[Excerpt from a dataset]
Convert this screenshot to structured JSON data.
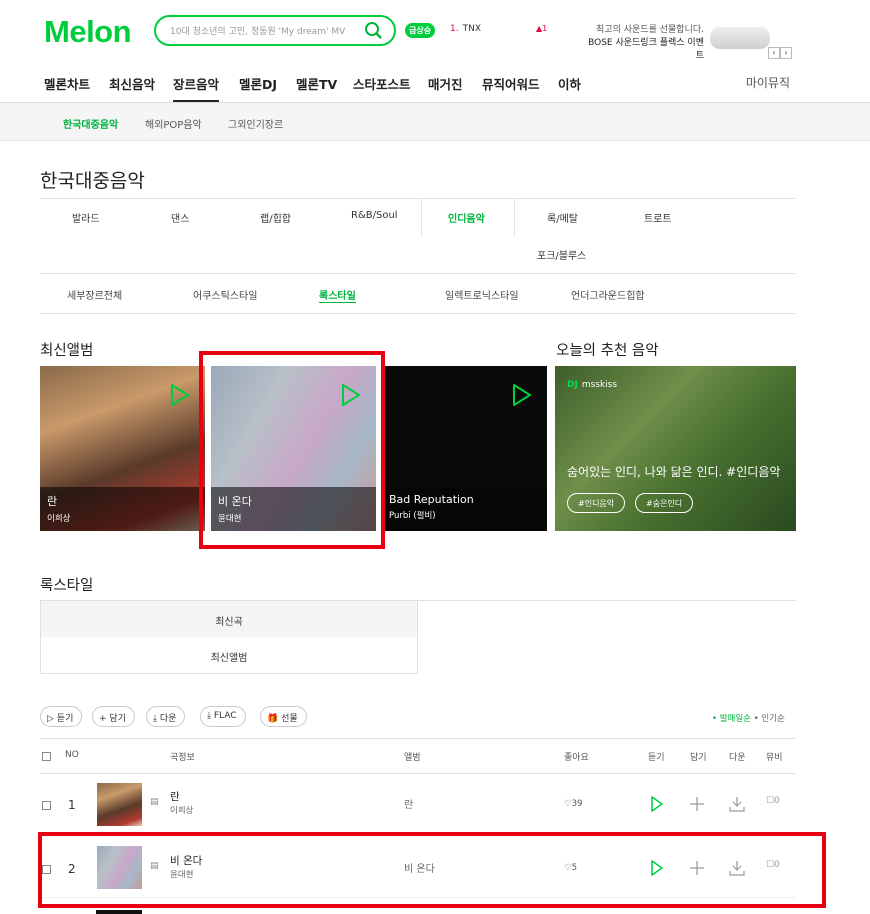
{
  "header": {
    "logo": "Melon",
    "search_placeholder": "10대 청소년의 고민, 정동원 'My dream' MV",
    "live_badge": "급상승",
    "rank_num": "1.",
    "rank_text": "TNX",
    "rank_change": "1",
    "ad_line1": "최고의 사운드를 선물합니다.",
    "ad_line2": "BOSE 사운드링크 플렉스 이벤트"
  },
  "gnb": {
    "items": [
      "멜론차트",
      "최신음악",
      "장르음악",
      "멜론DJ",
      "멜론TV",
      "스타포스트",
      "매거진",
      "뮤직어워드",
      "이하"
    ],
    "active": "장르음악",
    "my": "마이뮤직"
  },
  "subnav": [
    "한국대중음악",
    "해외POP음악",
    "그외인기장르"
  ],
  "page_title": "한국대중음악",
  "genres": {
    "row1": [
      "발라드",
      "댄스",
      "랩/힙합",
      "R&B/Soul",
      "인디음악",
      "록/메탈",
      "트로트"
    ],
    "row2": [
      "포크/블루스"
    ],
    "active": "인디음악"
  },
  "styles": {
    "items": [
      "세부장르전체",
      "어쿠스틱스타일",
      "록스타일",
      "일렉트로닉스타일",
      "언더그라운드힙합"
    ],
    "active": "록스타일"
  },
  "latest_title": "최신앨범",
  "albums": [
    {
      "title": "란",
      "artist": "이희상"
    },
    {
      "title": "비 온다",
      "artist": "윤대현"
    },
    {
      "title": "Bad Reputation",
      "artist": "Purbi (펄비)"
    }
  ],
  "recommend": {
    "title": "오늘의 추천 음악",
    "dj": "DJ",
    "user": "msskiss",
    "desc": "숨어있는 인디, 나와 닮은 인디. #인디음악",
    "tags": [
      "#인디음악",
      "#숨은인디"
    ]
  },
  "section2_title": "록스타일",
  "tabs": [
    "최신곡",
    "최신앨범"
  ],
  "buttons": [
    "듣기",
    "담기",
    "다운",
    "FLAC",
    "선물"
  ],
  "sort": {
    "new": "발매일순",
    "pop": "인기순"
  },
  "table": {
    "headers": [
      "NO",
      "곡정보",
      "앨범",
      "좋아요",
      "듣기",
      "담기",
      "다운",
      "뮤비"
    ],
    "rows": [
      {
        "no": "1",
        "title": "란",
        "artist": "이희상",
        "album": "란",
        "likes": "39",
        "mv": "0"
      },
      {
        "no": "2",
        "title": "비 온다",
        "artist": "윤대현",
        "album": "비 온다",
        "likes": "5",
        "mv": "0"
      }
    ]
  },
  "colors": {
    "brand": "#00cd3c",
    "highlight": "#e60012"
  }
}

▸ **Given request**
Show each line holding the word "active".

▸ **Answer to this problem**
    "active": "장르음악",
    "active": "인디음악"
    "active": "록스타일"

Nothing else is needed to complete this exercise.